__GIVEN ENTRIES__:
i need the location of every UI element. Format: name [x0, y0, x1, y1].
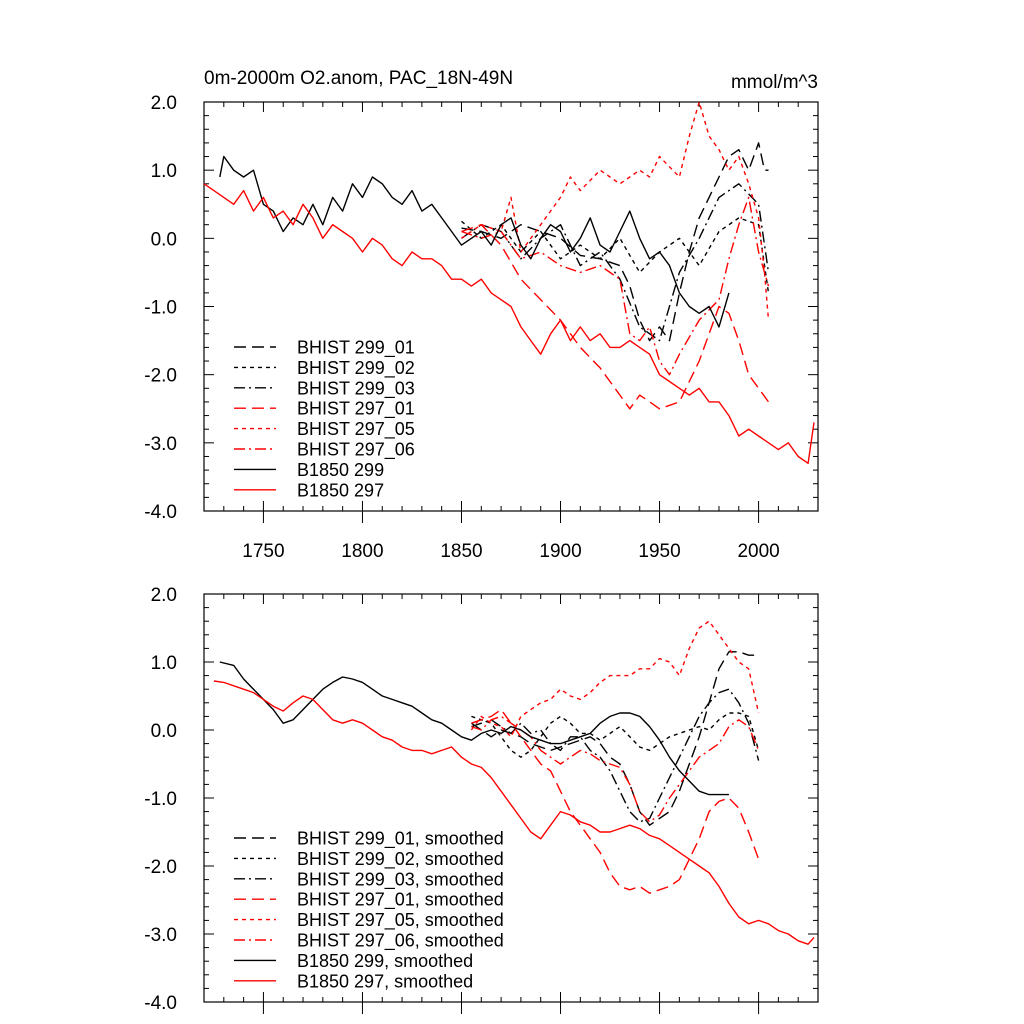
bottom-ytick-label: 2.0: [151, 585, 177, 606]
bottom-legend-label: BHIST 297_05, smoothed: [297, 910, 504, 931]
bottom-series-line: [471, 712, 760, 758]
top-ytick-label: -4.0: [144, 502, 177, 523]
top-series-line: [461, 196, 770, 376]
top-series-line: [461, 101, 770, 321]
bottom-series-line: [471, 688, 760, 823]
bottom-ytick-label: -4.0: [144, 993, 177, 1014]
bottom-legend-label: BHIST 299_03, smoothed: [297, 869, 504, 890]
panel-bottom-series: [213, 620, 815, 945]
top-series-line: [203, 183, 815, 464]
top-series-line: [219, 155, 730, 328]
top-legend-label: BHIST 299_03: [297, 378, 415, 399]
top-legend-label: B1850 299: [297, 460, 384, 480]
bottom-series-line: [470, 620, 760, 738]
top-legend-label: BHIST 297_01: [297, 399, 415, 420]
bottom-series-line: [213, 680, 815, 945]
panel-bottom: 2.0 1.0 0.0 -1.0 -2.0 -3.0 -4.0 BHIST 299_01, …: [144, 585, 819, 1014]
top-ytick-label: -2.0: [144, 366, 177, 387]
top-legend-label: BHIST 297_06: [297, 440, 415, 461]
figure-units: mmol/m^3: [731, 72, 818, 93]
top-legend-label: BHIST 299_01: [297, 338, 415, 359]
figure-title: 0m-2000m O2.anom, PAC_18N-49N: [204, 68, 513, 89]
panel-top-series: [203, 101, 815, 464]
top-ytick-label: 1.0: [151, 161, 177, 182]
bottom-legend-label: B1850 299, smoothed: [297, 951, 473, 971]
top-ytick-label: 0.0: [151, 229, 177, 250]
panel-bottom-axes: 2.0 1.0 0.0 -1.0 -2.0 -3.0 -4.0: [144, 585, 819, 1014]
top-ytick-label: -3.0: [144, 434, 177, 455]
bottom-legend-label: B1850 297, smoothed: [297, 971, 473, 991]
panel-top: 2.0 1.0 0.0 -1.0 -2.0 -3.0 -4.0 1750 1800 1850 190…: [144, 93, 819, 562]
top-xtick-label: 2000: [737, 541, 779, 562]
top-xtick-label: 1800: [341, 541, 383, 562]
bottom-legend-label: BHIST 297_06, smoothed: [297, 931, 504, 952]
bottom-ytick-label: -1.0: [144, 789, 177, 810]
top-series-line: [461, 217, 770, 294]
top-series-line: [461, 142, 769, 342]
panel-top-axes: 2.0 1.0 0.0 -1.0 -2.0 -3.0 -4.0 1750 1800 1850 190…: [144, 93, 819, 562]
bottom-ytick-label: -3.0: [144, 925, 177, 946]
top-xtick-label: 1900: [539, 541, 581, 562]
top-xtick-label: 1850: [440, 541, 482, 562]
bottom-legend-label: BHIST 299_02, smoothed: [297, 849, 504, 870]
bottom-legend-label: BHIST 299_01, smoothed: [297, 829, 504, 850]
top-legend-label: B1850 297: [297, 480, 384, 500]
top-legend-label: BHIST 299_02: [297, 358, 415, 379]
bottom-ytick-label: 0.0: [151, 721, 177, 742]
top-ytick-label: 2.0: [151, 93, 177, 114]
bottom-series-line: [471, 651, 759, 826]
bottom-series-line: [219, 661, 729, 796]
top-xtick-label: 1750: [242, 541, 284, 562]
top-ytick-label: -1.0: [144, 298, 177, 319]
top-xtick-label: 1950: [638, 541, 680, 562]
bottom-series-line: [471, 708, 760, 894]
bottom-legend-label: BHIST 297_01, smoothed: [297, 890, 504, 911]
top-legend-label: BHIST 297_05: [297, 419, 415, 440]
bottom-ytick-label: -2.0: [144, 857, 177, 878]
bottom-ytick-label: 1.0: [151, 653, 177, 674]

__WHAT TO WORK ON__: Output all the items above line for line without any changes, leaving out the picture lines.

__SOLUTION BELOW__:
i need the location of every UI element. Format: name [x0, y0, x1, y1].
bottom-ytick-label: 2.0: [151, 585, 177, 606]
bottom-legend-label: BHIST 297_05, smoothed: [297, 910, 504, 931]
bottom-series-line: [471, 712, 760, 758]
top-ytick-label: -4.0: [144, 502, 177, 523]
top-series-line: [461, 196, 770, 376]
top-series-line: [461, 101, 770, 321]
bottom-series-line: [471, 688, 760, 823]
bottom-ytick-label: -4.0: [144, 993, 177, 1014]
bottom-legend-label: BHIST 299_03, smoothed: [297, 869, 504, 890]
panel-bottom-series: [213, 620, 815, 945]
top-series-line: [203, 183, 815, 464]
top-series-line: [219, 155, 730, 328]
top-legend-label: BHIST 299_03: [297, 378, 415, 399]
top-legend-label: B1850 299: [297, 460, 384, 480]
bottom-series-line: [470, 620, 760, 738]
top-legend-label: BHIST 297_01: [297, 399, 415, 420]
bottom-series-line: [213, 680, 815, 945]
panel-bottom: 2.0 1.0 0.0 -1.0 -2.0 -3.0 -4.0 BHIST 299_01, …: [144, 585, 819, 1014]
top-ytick-label: -2.0: [144, 366, 177, 387]
top-legend-label: BHIST 297_06: [297, 440, 415, 461]
figure-units: mmol/m^3: [731, 72, 818, 93]
top-legend-label: BHIST 299_01: [297, 338, 415, 359]
figure-title: 0m-2000m O2.anom, PAC_18N-49N: [204, 68, 513, 89]
panel-top-series: [203, 101, 815, 464]
top-ytick-label: 1.0: [151, 161, 177, 182]
bottom-legend-label: B1850 299, smoothed: [297, 951, 473, 971]
top-ytick-label: 0.0: [151, 229, 177, 250]
panel-bottom-axes: 2.0 1.0 0.0 -1.0 -2.0 -3.0 -4.0: [144, 585, 819, 1014]
top-ytick-label: -3.0: [144, 434, 177, 455]
bottom-legend-label: B1850 297, smoothed: [297, 971, 473, 991]
panel-top: 2.0 1.0 0.0 -1.0 -2.0 -3.0 -4.0 1750 1800 1850 190…: [144, 93, 819, 562]
top-xtick-label: 2000: [737, 541, 779, 562]
top-xtick-label: 1800: [341, 541, 383, 562]
bottom-legend-label: BHIST 297_06, smoothed: [297, 931, 504, 952]
bottom-ytick-label: -1.0: [144, 789, 177, 810]
top-series-line: [461, 217, 770, 294]
top-series-line: [461, 142, 769, 342]
panel-top-axes: 2.0 1.0 0.0 -1.0 -2.0 -3.0 -4.0 1750 1800 1850 190…: [144, 93, 819, 562]
bottom-ytick-label: -3.0: [144, 925, 177, 946]
top-xtick-label: 1900: [539, 541, 581, 562]
top-xtick-label: 1850: [440, 541, 482, 562]
bottom-legend-label: BHIST 299_02, smoothed: [297, 849, 504, 870]
bottom-legend-label: BHIST 299_01, smoothed: [297, 829, 504, 850]
top-legend-label: B1850 297: [297, 480, 384, 500]
top-legend-label: BHIST 299_02: [297, 358, 415, 379]
bottom-ytick-label: 0.0: [151, 721, 177, 742]
top-ytick-label: 2.0: [151, 93, 177, 114]
bottom-series-line: [471, 651, 759, 826]
bottom-series-line: [219, 661, 729, 796]
top-xtick-label: 1750: [242, 541, 284, 562]
top-ytick-label: -1.0: [144, 298, 177, 319]
top-xtick-label: 1950: [638, 541, 680, 562]
bottom-series-line: [471, 708, 760, 894]
bottom-legend-label: BHIST 297_01, smoothed: [297, 890, 504, 911]
top-legend-label: BHIST 297_05: [297, 419, 415, 440]
bottom-ytick-label: -2.0: [144, 857, 177, 878]
bottom-ytick-label: 1.0: [151, 653, 177, 674]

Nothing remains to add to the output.